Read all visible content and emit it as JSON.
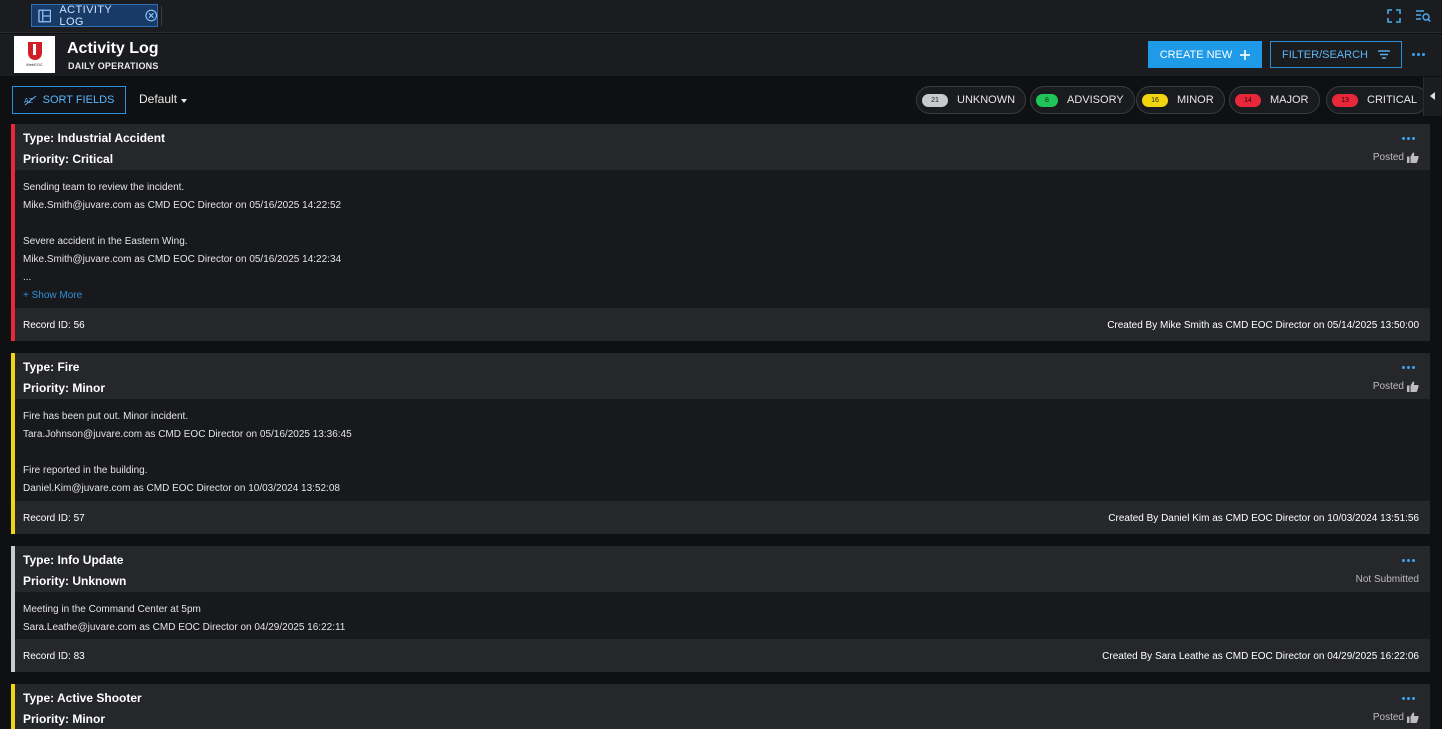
{
  "tab": {
    "label": "ACTIVITY LOG"
  },
  "header": {
    "title": "Activity Log",
    "subtitle": "DAILY OPERATIONS",
    "logo_text": "WebEOC"
  },
  "actions": {
    "create_new": "CREATE NEW",
    "filter_search": "FILTER/SEARCH"
  },
  "toolbar": {
    "sort_fields": "SORT FIELDS",
    "default_view": "Default"
  },
  "chips": [
    {
      "count": "21",
      "label": "UNKNOWN",
      "color": "#c8cacd"
    },
    {
      "count": "8",
      "label": "ADVISORY",
      "color": "#1fc45a"
    },
    {
      "count": "16",
      "label": "MINOR",
      "color": "#f1d60f"
    },
    {
      "count": "14",
      "label": "MAJOR",
      "color": "#e8283a"
    },
    {
      "count": "13",
      "label": "CRITICAL",
      "color": "#e8283a"
    }
  ],
  "cards": [
    {
      "type": "Type: Industrial Accident",
      "priority": "Priority: Critical",
      "status": "Posted",
      "bar_color": "#e8283a",
      "entries": [
        {
          "text": "Sending team to review the incident.",
          "meta": "Mike.Smith@juvare.com as CMD EOC Director on 05/16/2025 14:22:52"
        },
        {
          "text": "Severe accident in the Eastern Wing.",
          "meta": "Mike.Smith@juvare.com as CMD EOC Director on 05/16/2025 14:22:34"
        }
      ],
      "ellipsis": "...",
      "show_more": "+ Show More",
      "record_id": "Record ID:  56",
      "created": "Created By Mike Smith as CMD EOC Director on 05/14/2025 13:50:00"
    },
    {
      "type": "Type: Fire",
      "priority": "Priority: Minor",
      "status": "Posted",
      "bar_color": "#f1d60f",
      "entries": [
        {
          "text": "Fire has been put out. Minor incident.",
          "meta": "Tara.Johnson@juvare.com as CMD EOC Director on 05/16/2025 13:36:45"
        },
        {
          "text": "Fire reported in the building.",
          "meta": "Daniel.Kim@juvare.com as CMD EOC Director on 10/03/2024 13:52:08"
        }
      ],
      "record_id": "Record ID:  57",
      "created": "Created By Daniel Kim as CMD EOC Director on 10/03/2024 13:51:56"
    },
    {
      "type": "Type: Info Update",
      "priority": "Priority: Unknown",
      "status": "Not Submitted",
      "bar_color": "#c8cacd",
      "entries": [
        {
          "text": "Meeting in the Command Center at 5pm",
          "meta": "Sara.Leathe@juvare.com as CMD EOC Director on 04/29/2025 16:22:11"
        }
      ],
      "record_id": "Record ID:  83",
      "created": "Created By Sara Leathe as CMD EOC Director on 04/29/2025 16:22:06"
    },
    {
      "type": "Type: Active Shooter",
      "priority": "Priority: Minor",
      "status": "Posted",
      "bar_color": "#f1d60f"
    }
  ]
}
------
### Objective
Using the listing above, show each line holding the string "Leathe".

### Expected output
          "meta": "Sara.Leathe@juvare.com as CMD EOC Director on 04/29/2025 16:22:11"
      "created": "Created By Sara Leathe as CMD EOC Director on 04/29/2025 16:22:06"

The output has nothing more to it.